AIM
Every line that contains the word "église" should be copied out.

═════ MATERIAL PROVIDED

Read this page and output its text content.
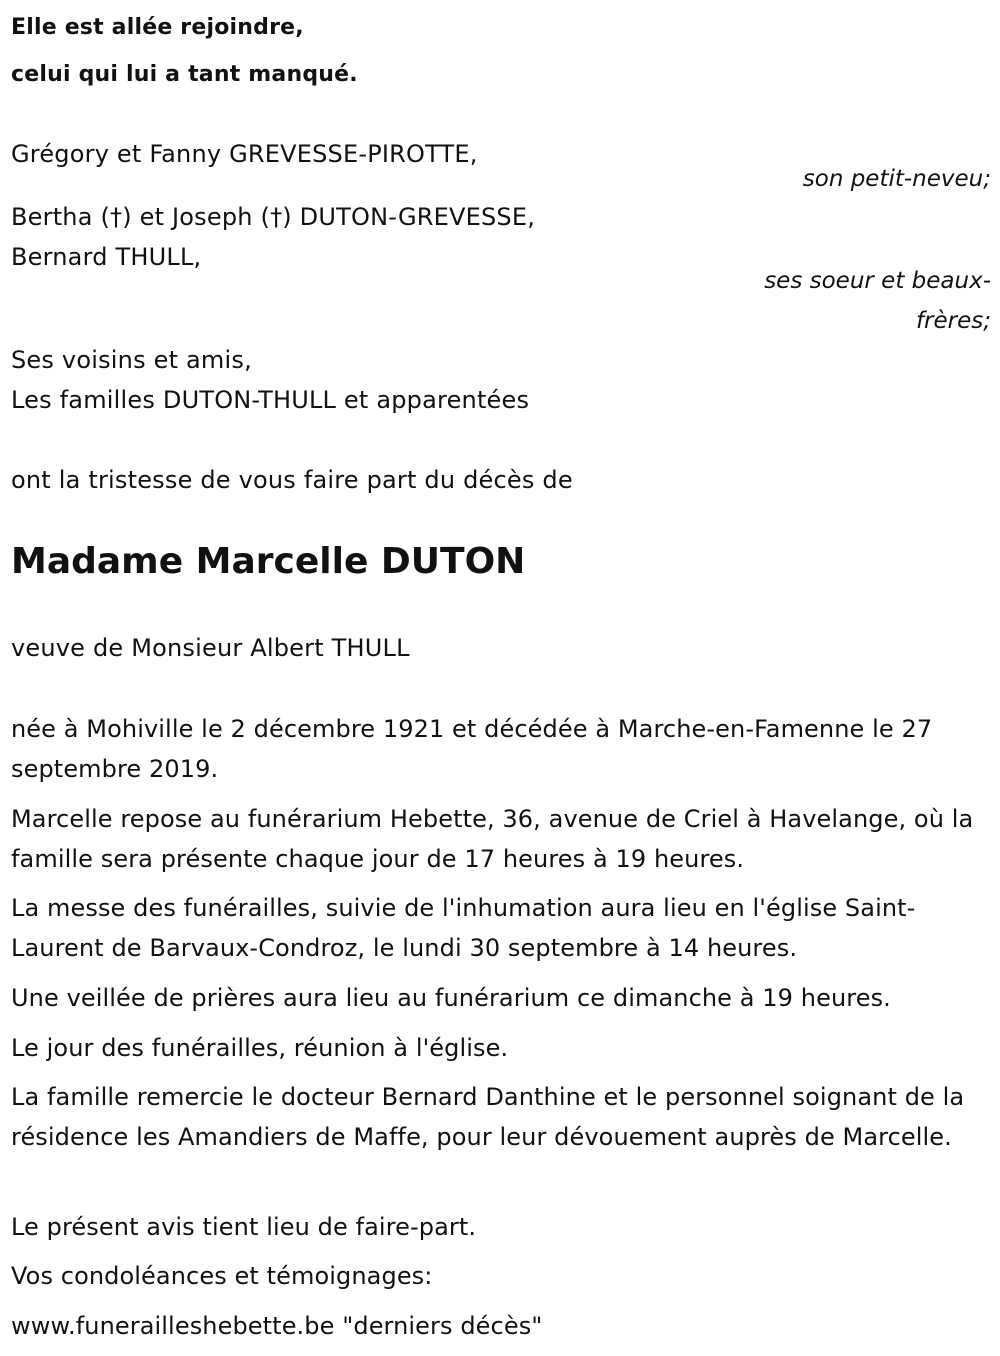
Elle est allée rejoindre,
celui qui lui a tant manqué.
Grégory et Fanny GREVESSE-PIROTTE,
son petit-neveu;
Bertha (†) et Joseph (†) DUTON-GREVESSE,
Bernard THULL,
ses soeur et beaux-
frères;
Ses voisins et amis,
Les familles DUTON-THULL et apparentées
ont la tristesse de vous faire part du décès de
Madame Marcelle DUTON
veuve de Monsieur Albert THULL
née à Mohiville le 2 décembre 1921 et décédée à Marche-en-Famenne le 27 septembre 2019.
Marcelle repose au funérarium Hebette, 36, avenue de Criel à Havelange, où la famille sera présente chaque jour de 17 heures à 19 heures.
La messe des funérailles, suivie de l'inhumation aura lieu en l'église Saint-Laurent de Barvaux-Condroz, le lundi 30 septembre à 14 heures.
Une veillée de prières aura lieu au funérarium ce dimanche à 19 heures.
Le jour des funérailles, réunion à l'église.
La famille remercie le docteur Bernard Danthine et le personnel soignant de la résidence les Amandiers de Maffe, pour leur dévouement auprès de Marcelle.
Le présent avis tient lieu de faire-part.
Vos condoléances et témoignages:
www.funerailleshebette.be "derniers décès"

══════════

THE OUTPUT
La messe des funérailles, suivie de l'inhumation aura lieu en l'église Saint-Laurent de Barvaux-Condroz, le lundi 30 septembre à 14 heures.
Le jour des funérailles, réunion à l'église.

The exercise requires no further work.